[Data extracted from a collection]

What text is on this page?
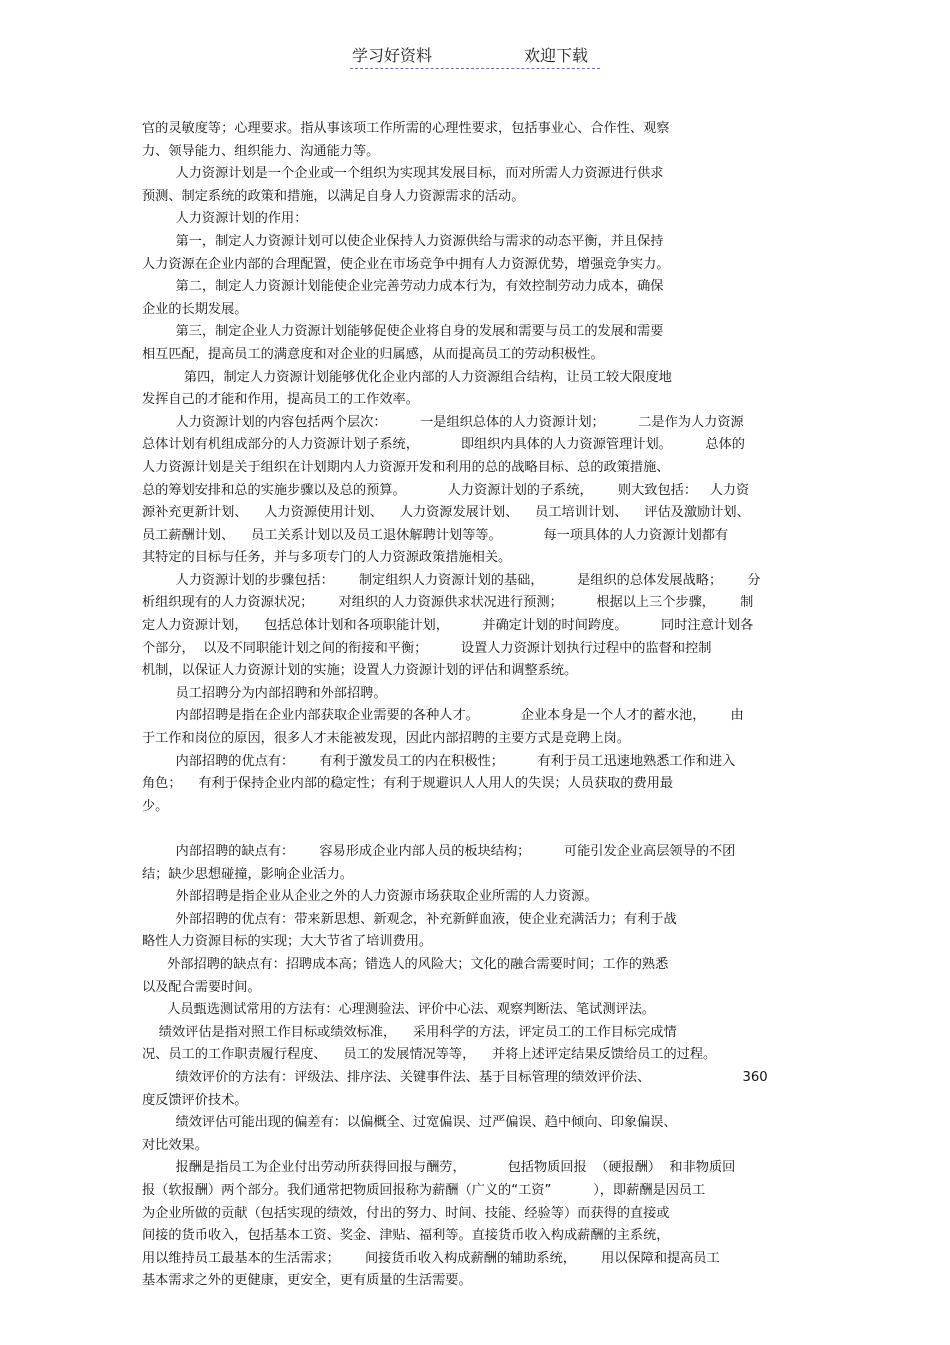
学习好资料	欢迎下载
官的灵敏度等；心理要求。指从事该项工作所需的心理性要求，包括事业心、合作性、观察
力、领导能力、组织能力、沟通能力等。
人力资源计划是一个企业或一个组织为实现其发展目标，而对所需人力资源进行供求
预测、制定系统的政策和措施，以满足自身人力资源需求的活动。
人力资源计划的作用：
第一，制定人力资源计划可以使企业保持人力资源供给与需求的动态平衡，并且保持
人力资源在企业内部的合理配置，使企业在市场竞争中拥有人力资源优势，增强竞争实力。
第二，制定人力资源计划能使企业完善劳动力成本行为，有效控制劳动力成本，确保
企业的长期发展。
第三，制定企业人力资源计划能够促使企业将自身的发展和需要与员工的发展和需要
相互匹配，提高员工的满意度和对企业的归属感，从而提高员工的劳动积极性。
第四，制定人力资源计划能够优化企业内部的人力资源组合结构，让员工较大限度地
发挥自己的才能和作用，提高员工的工作效率。
人力资源计划的内容包括两个层次：        一是组织总体的人力资源计划；        二是作为人力资源
总体计划有机组成部分的人力资源计划子系统，          即组织内具体的人力资源管理计划。        总体的
人力资源计划是关于组织在计划期内人力资源开发和利用的总的战略目标、总的政策措施、
总的筹划安排和总的实施步骤以及总的预算。          人力资源计划的子系统，      则大致包括：   人力资
源补充更新计划、    人力资源使用计划、    人力资源发展计划、    员工培训计划、    评估及激励计划、
员工薪酬计划、    员工关系计划以及员工退休解聘计划等等。          每一项具体的人力资源计划都有
其特定的目标与任务，并与多项专门的人力资源政策措施相关。
人力资源计划的步骤包括：      制定组织人力资源计划的基础，        是组织的总体发展战略；      分
析组织现有的人力资源状况；      对组织的人力资源供求状况进行预测；        根据以上三个步骤，      制
定人力资源计划，    包括总体计划和各项职能计划，        并确定计划的时间跨度。        同时注意计划各
个部分，  以及不同职能计划之间的衔接和平衡；        设置人力资源计划执行过程中的监督和控制
机制，以保证人力资源计划的实施；设置人力资源计划的评估和调整系统。
员工招聘分为内部招聘和外部招聘。
内部招聘是指在企业内部获取企业需要的各种人才。          企业本身是一个人才的蓄水池，      由
于工作和岗位的原因，很多人才未能被发现，因此内部招聘的主要方式是竞聘上岗。
内部招聘的优点有：      有利于激发员工的内在积极性；        有利于员工迅速地熟悉工作和进入
角色；    有利于保持企业内部的稳定性；有利于规避识人人用人的失误；人员获取的费用最
少。
内部招聘的缺点有：      容易形成企业内部人员的板块结构；        可能引发企业高层领导的不团
结；缺少思想碰撞，影响企业活力。
外部招聘是指企业从企业之外的人力资源市场获取企业所需的人力资源。
外部招聘的优点有：带来新思想、新观念，补充新鲜血液，使企业充满活力；有利于战
略性人力资源目标的实现；大大节省了培训费用。
外部招聘的缺点有：招聘成本高；错选人的风险大；文化的融合需要时间；工作的熟悉
以及配合需要时间。
人员甄选测试常用的方法有：心理测验法、评价中心法、观察判断法、笔试测评法。
绩效评估是指对照工作目标或绩效标准，    采用科学的方法，评定员工的工作目标完成情
况、员工的工作职责履行程度、    员工的发展情况等等，    并将上述评定结果反馈给员工的过程。
绩效评价的方法有：评级法、排序法、关键事件法、基于目标管理的绩效评价法、                      360
度反馈评价技术。
绩效评估可能出现的偏差有：以偏概全、过宽偏误、过严偏误、趋中倾向、印象偏误、
对比效果。
报酬是指员工为企业付出劳动所获得回报与酬劳，          包括物质回报  （硬报酬）  和非物质回
报（软报酬）两个部分。我们通常把物质回报称为薪酬（广义的“工资”          ），即薪酬是因员工
为企业所做的贡献（包括实现的绩效，付出的努力、时间、技能、经验等）而获得的直接或
间接的货币收入，包括基本工资、奖金、津贴、福利等。直接货币收入构成薪酬的主系统，
用以维持员工最基本的生活需求；      间接货币收入构成薪酬的辅助系统，      用以保障和提高员工
基本需求之外的更健康，更安全，更有质量的生活需要。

- _DESCRIPTION OF THE TASK_
Restate the whole of the material word for word without the pictures.

- _FULL RESPONSE_
What text is on this page?
学习好资料	欢迎下载
官的灵敏度等；心理要求。指从事该项工作所需的心理性要求，包括事业心、合作性、观察
力、领导能力、组织能力、沟通能力等。
人力资源计划是一个企业或一个组织为实现其发展目标，而对所需人力资源进行供求
预测、制定系统的政策和措施，以满足自身人力资源需求的活动。
人力资源计划的作用：
第一，制定人力资源计划可以使企业保持人力资源供给与需求的动态平衡，并且保持
人力资源在企业内部的合理配置，使企业在市场竞争中拥有人力资源优势，增强竞争实力。
第二，制定人力资源计划能使企业完善劳动力成本行为，有效控制劳动力成本，确保
企业的长期发展。
第三，制定企业人力资源计划能够促使企业将自身的发展和需要与员工的发展和需要
相互匹配，提高员工的满意度和对企业的归属感，从而提高员工的劳动积极性。
第四，制定人力资源计划能够优化企业内部的人力资源组合结构，让员工较大限度地
发挥自己的才能和作用，提高员工的工作效率。
人力资源计划的内容包括两个层次：        一是组织总体的人力资源计划；        二是作为人力资源
总体计划有机组成部分的人力资源计划子系统，          即组织内具体的人力资源管理计划。        总体的
人力资源计划是关于组织在计划期内人力资源开发和利用的总的战略目标、总的政策措施、
总的筹划安排和总的实施步骤以及总的预算。          人力资源计划的子系统，      则大致包括：   人力资
源补充更新计划、    人力资源使用计划、    人力资源发展计划、    员工培训计划、    评估及激励计划、
员工薪酬计划、    员工关系计划以及员工退休解聘计划等等。          每一项具体的人力资源计划都有
其特定的目标与任务，并与多项专门的人力资源政策措施相关。
人力资源计划的步骤包括：      制定组织人力资源计划的基础，        是组织的总体发展战略；      分
析组织现有的人力资源状况；      对组织的人力资源供求状况进行预测；        根据以上三个步骤，      制
定人力资源计划，    包括总体计划和各项职能计划，        并确定计划的时间跨度。        同时注意计划各
个部分，  以及不同职能计划之间的衔接和平衡；        设置人力资源计划执行过程中的监督和控制
机制，以保证人力资源计划的实施；设置人力资源计划的评估和调整系统。
员工招聘分为内部招聘和外部招聘。
内部招聘是指在企业内部获取企业需要的各种人才。          企业本身是一个人才的蓄水池，      由
于工作和岗位的原因，很多人才未能被发现，因此内部招聘的主要方式是竞聘上岗。
内部招聘的优点有：      有利于激发员工的内在积极性；        有利于员工迅速地熟悉工作和进入
角色；    有利于保持企业内部的稳定性；有利于规避识人人用人的失误；人员获取的费用最
少。
内部招聘的缺点有：      容易形成企业内部人员的板块结构；        可能引发企业高层领导的不团
结；缺少思想碰撞，影响企业活力。
外部招聘是指企业从企业之外的人力资源市场获取企业所需的人力资源。
外部招聘的优点有：带来新思想、新观念，补充新鲜血液，使企业充满活力；有利于战
略性人力资源目标的实现；大大节省了培训费用。
外部招聘的缺点有：招聘成本高；错选人的风险大；文化的融合需要时间；工作的熟悉
以及配合需要时间。
人员甄选测试常用的方法有：心理测验法、评价中心法、观察判断法、笔试测评法。
绩效评估是指对照工作目标或绩效标准，    采用科学的方法，评定员工的工作目标完成情
况、员工的工作职责履行程度、    员工的发展情况等等，    并将上述评定结果反馈给员工的过程。
绩效评价的方法有：评级法、排序法、关键事件法、基于目标管理的绩效评价法、                      360
度反馈评价技术。
绩效评估可能出现的偏差有：以偏概全、过宽偏误、过严偏误、趋中倾向、印象偏误、
对比效果。
报酬是指员工为企业付出劳动所获得回报与酬劳，          包括物质回报  （硬报酬）  和非物质回
报（软报酬）两个部分。我们通常把物质回报称为薪酬（广义的“工资”          ），即薪酬是因员工
为企业所做的贡献（包括实现的绩效，付出的努力、时间、技能、经验等）而获得的直接或
间接的货币收入，包括基本工资、奖金、津贴、福利等。直接货币收入构成薪酬的主系统，
用以维持员工最基本的生活需求；      间接货币收入构成薪酬的辅助系统，      用以保障和提高员工
基本需求之外的更健康，更安全，更有质量的生活需要。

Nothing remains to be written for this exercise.